▸ PAGE TEXT

Court of Appeals of Alabama
Mar 19, 1946
25 So. 2d 695 (Ala. Crim. App. 1946)

Opinion

7 Div. 847.

February 19, 1946. Rehearing Denied March 19, 1946.

Appeal from DeKalb County Court; I. M. Presley, Judge.

W. T., alias W. Taylor, Warren was convicted of forgery in the third degree, and he appeals.

Affirmed; remanded for proper sentence.

Certiorari denied by Supreme Court in Warren v. State, 247 Ala. 595, 25 So.2d 698.

Rains Rains, of Gadsden, for appellant.

The demurrer to the indictment should have been sustained. The instrument was not the subject of forgery, having no monetary or intrinsic value. Nothing was secured by virtue of a false answer, and if it be a false answer, it would not be a subject of forgery, and at most a contempt of court. Williams v. State, 90 Ala. 649, 8 So. 825; Crow v. State, 236 Ala. 26, 183 So. 907; Dixon v. State, 81 Ala. 61, 1 So. 69. The court erred in charging the jury that the jury had nothing to do with fixing the punishment, and that the punishment was fixed by the court.

Wm. N. McQueen, Atty. Gen., and Frank N. Savage, Asst. Atty. Gen., for the State.

Any forgery which, under chapter 44, Article 2, Title 14 of the Code, does not amount to forgery in the first or second degree, must be adjudged forgery in the third degree. Code, Tit. 14, § 205. To utter is to declare or assert directly or indirectly by words or actions that an instrument is good. Terry v. State, 29 Ala. App. 340, 197 So. 44. To authorize an indictment for forgery the instrument must either appear on its face to be, or be in fact, one which, if true, would possess some legal validity; or in other words must be legally capable of effecting a fraud, and if this appears on its face it is not necessary for the indictment to allege extrinsic facts showing its legal efficacy or capability to defraud. Dixon v. State, 81 Ala. 61, 1 So. 69; Williams v. State, 90 Ala. 649, 8 So. 825; Crow v. State, 236 Ala. 26, 183 So. 907. Where forgery is committed, in absence of proof to contrary, the law persumes that the guilty party intended to forge, utter and defraud — the intent is implied. Hall v. State, 21 Ala. App. 476, 109 So. 847. It is not necessary to sustain a conviction for forgery that the party whose name has been forged has suffered actual damage. Everage v. State, 14 Ala. App. 106, 71 So. 983; Hall v. State, 31 Ala. App. 455, 18 So.2d 572. Punishment for one convicted of forgery in the third degree is by imprisonment in the county jail, or hard labor for the county, for not more than twelve months, and it is the duty of the court, and not the jury, to fix the punishment. Code, Tit. 15, §§ 207, 328, 333. Objections to alleged improper argument of solicitor must be specific. Jordan v. State, ante, p. 172, 24 So.2d 138; Armour Co. v. Cartledge, 234 Ala. 644, 176 So. 334.

▸ CHALLENGE
In the Alabama forgery appeal, which court did the case come from? These entries come from a separate, unrelated source.

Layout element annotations
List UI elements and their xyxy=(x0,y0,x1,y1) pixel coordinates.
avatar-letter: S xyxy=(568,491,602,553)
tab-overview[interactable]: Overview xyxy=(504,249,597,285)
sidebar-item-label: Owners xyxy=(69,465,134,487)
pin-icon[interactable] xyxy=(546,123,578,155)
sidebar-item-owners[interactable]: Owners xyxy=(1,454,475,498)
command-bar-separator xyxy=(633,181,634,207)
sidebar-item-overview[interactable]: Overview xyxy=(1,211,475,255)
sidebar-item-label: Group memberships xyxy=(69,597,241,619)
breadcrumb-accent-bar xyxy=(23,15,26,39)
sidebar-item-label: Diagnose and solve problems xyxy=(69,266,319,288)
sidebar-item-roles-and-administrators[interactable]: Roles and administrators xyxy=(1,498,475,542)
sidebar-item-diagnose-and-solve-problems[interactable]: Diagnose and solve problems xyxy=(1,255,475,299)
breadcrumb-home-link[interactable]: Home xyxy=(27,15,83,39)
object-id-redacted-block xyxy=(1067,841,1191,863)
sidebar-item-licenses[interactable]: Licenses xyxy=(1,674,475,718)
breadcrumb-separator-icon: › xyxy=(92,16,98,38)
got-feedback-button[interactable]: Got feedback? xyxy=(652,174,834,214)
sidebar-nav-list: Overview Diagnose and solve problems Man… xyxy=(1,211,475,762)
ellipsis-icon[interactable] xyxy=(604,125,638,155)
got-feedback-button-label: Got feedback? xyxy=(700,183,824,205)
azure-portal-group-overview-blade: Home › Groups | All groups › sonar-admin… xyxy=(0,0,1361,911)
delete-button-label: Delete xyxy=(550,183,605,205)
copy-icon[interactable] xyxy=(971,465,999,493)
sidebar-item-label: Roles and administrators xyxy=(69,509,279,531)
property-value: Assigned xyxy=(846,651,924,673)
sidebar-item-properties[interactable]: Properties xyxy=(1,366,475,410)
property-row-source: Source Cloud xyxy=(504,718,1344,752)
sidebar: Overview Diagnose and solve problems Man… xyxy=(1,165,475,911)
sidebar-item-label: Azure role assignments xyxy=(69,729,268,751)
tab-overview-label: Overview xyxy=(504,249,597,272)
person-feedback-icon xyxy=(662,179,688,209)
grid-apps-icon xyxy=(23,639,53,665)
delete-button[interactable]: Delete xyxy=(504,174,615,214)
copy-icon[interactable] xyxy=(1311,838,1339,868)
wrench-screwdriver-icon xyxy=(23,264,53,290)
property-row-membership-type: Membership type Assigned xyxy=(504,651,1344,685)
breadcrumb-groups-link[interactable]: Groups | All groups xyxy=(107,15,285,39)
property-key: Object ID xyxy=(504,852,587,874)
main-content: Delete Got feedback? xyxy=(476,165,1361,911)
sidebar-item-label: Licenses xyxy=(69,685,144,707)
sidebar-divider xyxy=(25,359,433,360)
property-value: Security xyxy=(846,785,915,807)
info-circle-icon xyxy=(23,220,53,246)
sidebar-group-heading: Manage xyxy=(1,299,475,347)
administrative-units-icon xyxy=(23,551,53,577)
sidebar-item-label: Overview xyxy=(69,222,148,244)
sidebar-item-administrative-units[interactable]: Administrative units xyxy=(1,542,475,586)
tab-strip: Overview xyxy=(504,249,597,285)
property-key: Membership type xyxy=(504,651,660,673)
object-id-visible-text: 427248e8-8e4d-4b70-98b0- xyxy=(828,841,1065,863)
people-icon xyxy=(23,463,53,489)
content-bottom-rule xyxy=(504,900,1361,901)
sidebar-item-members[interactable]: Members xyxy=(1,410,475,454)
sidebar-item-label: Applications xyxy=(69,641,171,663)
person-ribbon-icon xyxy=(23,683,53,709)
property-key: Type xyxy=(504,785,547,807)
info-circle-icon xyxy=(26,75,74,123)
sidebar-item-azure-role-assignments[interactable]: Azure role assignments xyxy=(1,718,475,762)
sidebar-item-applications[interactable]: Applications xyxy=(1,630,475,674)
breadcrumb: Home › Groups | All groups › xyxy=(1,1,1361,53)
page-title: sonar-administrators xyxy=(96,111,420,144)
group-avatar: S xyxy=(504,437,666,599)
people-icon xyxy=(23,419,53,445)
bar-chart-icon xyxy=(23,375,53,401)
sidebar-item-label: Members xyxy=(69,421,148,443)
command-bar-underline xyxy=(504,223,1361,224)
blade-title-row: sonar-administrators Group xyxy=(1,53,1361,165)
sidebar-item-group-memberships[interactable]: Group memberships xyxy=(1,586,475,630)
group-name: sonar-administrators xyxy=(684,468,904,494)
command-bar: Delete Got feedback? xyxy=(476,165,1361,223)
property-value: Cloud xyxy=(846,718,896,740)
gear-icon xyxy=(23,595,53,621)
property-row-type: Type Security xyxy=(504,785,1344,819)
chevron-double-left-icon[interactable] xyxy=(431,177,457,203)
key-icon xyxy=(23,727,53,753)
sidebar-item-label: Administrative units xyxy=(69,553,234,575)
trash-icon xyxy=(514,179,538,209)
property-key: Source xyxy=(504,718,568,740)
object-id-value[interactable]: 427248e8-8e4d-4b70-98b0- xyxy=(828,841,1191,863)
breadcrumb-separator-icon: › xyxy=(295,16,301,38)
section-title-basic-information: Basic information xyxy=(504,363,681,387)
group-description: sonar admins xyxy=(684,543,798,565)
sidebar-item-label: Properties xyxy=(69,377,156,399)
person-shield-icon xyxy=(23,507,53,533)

▸ THE OUTPUT
DeKalb County Court